--- Start Data lines ---
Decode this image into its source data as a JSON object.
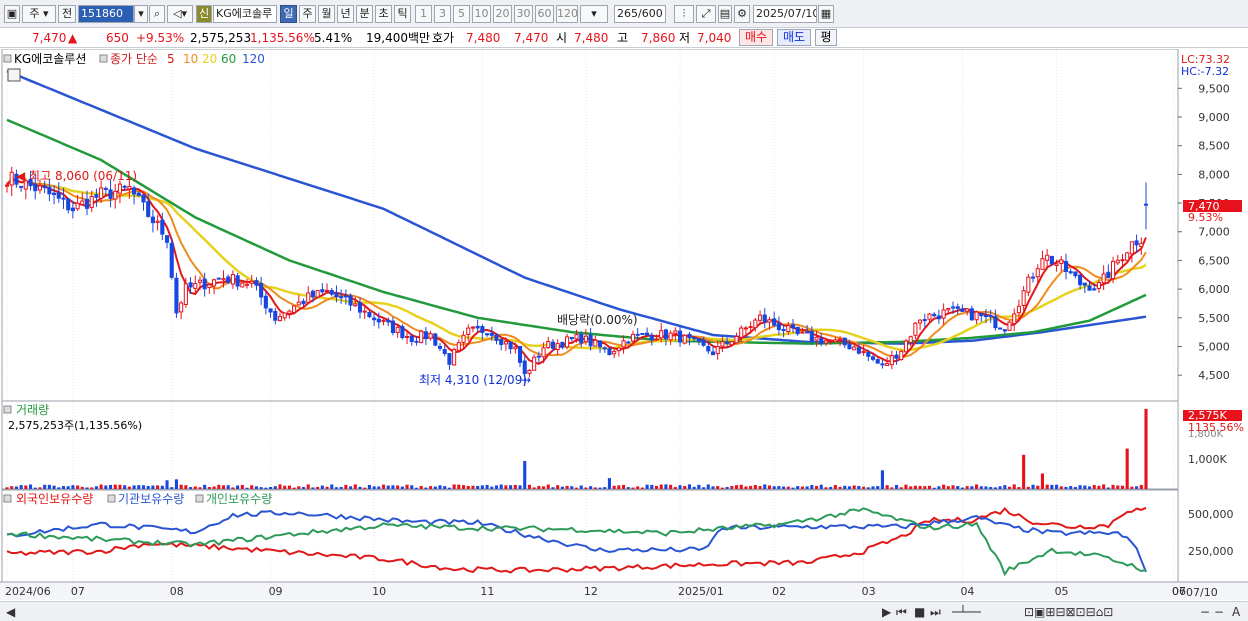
{
  "toolbar": {
    "market": "주",
    "prev": "전",
    "code": "151860",
    "badge": "신",
    "name": "KG에코솔루",
    "periods": [
      "일",
      "주",
      "월",
      "년",
      "분",
      "초",
      "틱"
    ],
    "active_period": "일",
    "intervals": [
      "1",
      "3",
      "5",
      "10",
      "20",
      "30",
      "60",
      "120"
    ],
    "count": "265",
    "count_max": "/600",
    "date": "2025/07/10"
  },
  "quote": {
    "price": "7,470",
    "change_arrow": "▲",
    "change": "650",
    "change_pct": "+9.53%",
    "volume": "2,575,253",
    "volume_pct": "1,135.56%",
    "turnover": "5.41%",
    "amount": "19,400백만",
    "bid_label": "호가",
    "bid1": "7,480",
    "bid2": "7,470",
    "open_label": "시",
    "open": "7,480",
    "high_label": "고",
    "high": "7,860",
    "low_label": "저",
    "low": "7,040",
    "buy": "매수",
    "sell": "매도",
    "eval": "평"
  },
  "price_panel": {
    "stock_label": "KG에코솔루션",
    "ma_label": "종가 단순",
    "ma_periods": [
      {
        "p": "5",
        "color": "#e01818"
      },
      {
        "p": "10",
        "color": "#f08c1e"
      },
      {
        "p": "20",
        "color": "#e6d21e"
      },
      {
        "p": "60",
        "color": "#229a3c"
      },
      {
        "p": "120",
        "color": "#2a55d2"
      }
    ],
    "lc": "LC:73.32",
    "hc": "HC:-7.32",
    "last_price": "7,470",
    "last_pct": "9.53%",
    "high_note": "최고 8,060 (06/11)",
    "low_note": "최저 4,310 (12/09)",
    "dividend_note": "배당락(0.00%)"
  },
  "volume_panel": {
    "title": "거래량",
    "value": "2,575,253주(1,135.56%)",
    "last_label": "2,575K",
    "last_pct": "1135.56%",
    "hidden_tick": "1,800K",
    "tick": "1,000K"
  },
  "holdings_panel": {
    "legend": [
      "외국인보유수량",
      "기관보유수량",
      "개인보유수량"
    ],
    "colors": [
      "#e01818",
      "#2a55d2",
      "#2e9a5a"
    ],
    "ticks": [
      "500,000",
      "250,000"
    ]
  },
  "x_axis": {
    "labels": [
      "2024/06",
      "07",
      "08",
      "09",
      "10",
      "11",
      "12",
      "2025/01",
      "02",
      "03",
      "04",
      "05",
      "06",
      "07"
    ],
    "right_label": "07/10"
  },
  "chart_data": {
    "type": "candlestick",
    "title": "KG에코솔루션",
    "y_ticks": [
      4500,
      5000,
      5500,
      6000,
      6500,
      7000,
      7500,
      8000,
      8500,
      9000,
      9500
    ],
    "ylim": [
      4050,
      10150
    ],
    "months": [
      "2024/06",
      "07",
      "08",
      "09",
      "10",
      "11",
      "12",
      "2025/01",
      "02",
      "03",
      "04",
      "05",
      "06",
      "07"
    ],
    "close_keypoints": [
      [
        0,
        7950
      ],
      [
        8,
        7700
      ],
      [
        14,
        7400
      ],
      [
        20,
        7650
      ],
      [
        26,
        7750
      ],
      [
        30,
        7300
      ],
      [
        34,
        6900
      ],
      [
        36,
        5600
      ],
      [
        38,
        6000
      ],
      [
        46,
        6200
      ],
      [
        52,
        6100
      ],
      [
        57,
        5500
      ],
      [
        64,
        5850
      ],
      [
        68,
        5950
      ],
      [
        74,
        5700
      ],
      [
        80,
        5400
      ],
      [
        86,
        5150
      ],
      [
        90,
        5200
      ],
      [
        94,
        4750
      ],
      [
        98,
        5250
      ],
      [
        102,
        5300
      ],
      [
        108,
        4950
      ],
      [
        110,
        4500
      ],
      [
        114,
        5000
      ],
      [
        122,
        5150
      ],
      [
        128,
        4900
      ],
      [
        132,
        5150
      ],
      [
        136,
        5200
      ],
      [
        142,
        5200
      ],
      [
        150,
        4900
      ],
      [
        156,
        5250
      ],
      [
        160,
        5500
      ],
      [
        168,
        5200
      ],
      [
        174,
        5100
      ],
      [
        180,
        5000
      ],
      [
        186,
        4650
      ],
      [
        190,
        4950
      ],
      [
        194,
        5500
      ],
      [
        200,
        5600
      ],
      [
        206,
        5550
      ],
      [
        212,
        5350
      ],
      [
        216,
        5950
      ],
      [
        220,
        6600
      ],
      [
        224,
        6400
      ],
      [
        228,
        6100
      ],
      [
        232,
        6050
      ],
      [
        236,
        6500
      ],
      [
        239,
        6800
      ],
      [
        241,
        6900
      ],
      [
        242,
        7470
      ]
    ],
    "ma_lines": {
      "ma60": [
        [
          0,
          8950
        ],
        [
          20,
          8250
        ],
        [
          40,
          7250
        ],
        [
          60,
          6500
        ],
        [
          80,
          5950
        ],
        [
          100,
          5500
        ],
        [
          120,
          5250
        ],
        [
          140,
          5100
        ],
        [
          170,
          5050
        ],
        [
          190,
          5080
        ],
        [
          205,
          5150
        ],
        [
          218,
          5250
        ],
        [
          230,
          5450
        ],
        [
          242,
          5900
        ]
      ],
      "ma120": [
        [
          0,
          9800
        ],
        [
          40,
          8450
        ],
        [
          80,
          7400
        ],
        [
          110,
          6200
        ],
        [
          130,
          5650
        ],
        [
          150,
          5200
        ],
        [
          170,
          5080
        ],
        [
          190,
          5050
        ],
        [
          205,
          5100
        ],
        [
          220,
          5250
        ],
        [
          242,
          5520
        ]
      ]
    },
    "last": {
      "open": 7480,
      "high": 7860,
      "low": 7040,
      "close": 7470
    },
    "period_high": {
      "value": 8060,
      "date": "06/11"
    },
    "period_low": {
      "value": 4310,
      "date": "12/09"
    },
    "volume_last": 2575253,
    "volume_ylim": [
      0,
      2700000
    ],
    "holdings": {
      "series": [
        {
          "name": "외국인보유수량",
          "keypoints": [
            [
              0,
              220000
            ],
            [
              20,
              240000
            ],
            [
              30,
              300000
            ],
            [
              45,
              270000
            ],
            [
              60,
              230000
            ],
            [
              80,
              180000
            ],
            [
              95,
              100000
            ],
            [
              110,
              90000
            ],
            [
              130,
              110000
            ],
            [
              150,
              140000
            ],
            [
              170,
              150000
            ],
            [
              182,
              240000
            ],
            [
              190,
              350000
            ],
            [
              196,
              480000
            ],
            [
              205,
              480000
            ],
            [
              212,
              560000
            ],
            [
              218,
              470000
            ],
            [
              226,
              430000
            ],
            [
              234,
              440000
            ],
            [
              238,
              560000
            ],
            [
              242,
              560000
            ]
          ]
        },
        {
          "name": "기관보유수량",
          "keypoints": [
            [
              0,
              360000
            ],
            [
              20,
              450000
            ],
            [
              40,
              390000
            ],
            [
              48,
              520000
            ],
            [
              60,
              540000
            ],
            [
              75,
              500000
            ],
            [
              85,
              470000
            ],
            [
              100,
              460000
            ],
            [
              110,
              370000
            ],
            [
              125,
              250000
            ],
            [
              140,
              250000
            ],
            [
              148,
              250000
            ],
            [
              152,
              420000
            ],
            [
              170,
              430000
            ],
            [
              190,
              430000
            ],
            [
              206,
              500000
            ],
            [
              214,
              420000
            ],
            [
              222,
              380000
            ],
            [
              236,
              380000
            ],
            [
              240,
              280000
            ],
            [
              242,
              60000
            ]
          ]
        },
        {
          "name": "개인보유수량",
          "keypoints": [
            [
              0,
              380000
            ],
            [
              20,
              330000
            ],
            [
              40,
              290000
            ],
            [
              60,
              370000
            ],
            [
              80,
              440000
            ],
            [
              100,
              420000
            ],
            [
              120,
              410000
            ],
            [
              140,
              380000
            ],
            [
              150,
              410000
            ],
            [
              165,
              450000
            ],
            [
              182,
              560000
            ],
            [
              196,
              420000
            ],
            [
              206,
              450000
            ],
            [
              212,
              80000
            ],
            [
              222,
              250000
            ],
            [
              232,
              200000
            ],
            [
              240,
              120000
            ],
            [
              242,
              80000
            ]
          ]
        }
      ],
      "ylim": [
        0,
        700000
      ]
    }
  }
}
--- End Data lines ---
- [Task]:
Copy the lines from the entries above in which the word "value" appears.

- [Response to the task]:
    "value": "2,575,253주(1,135.56%)",
      "value": 8060,
      "value": 4310,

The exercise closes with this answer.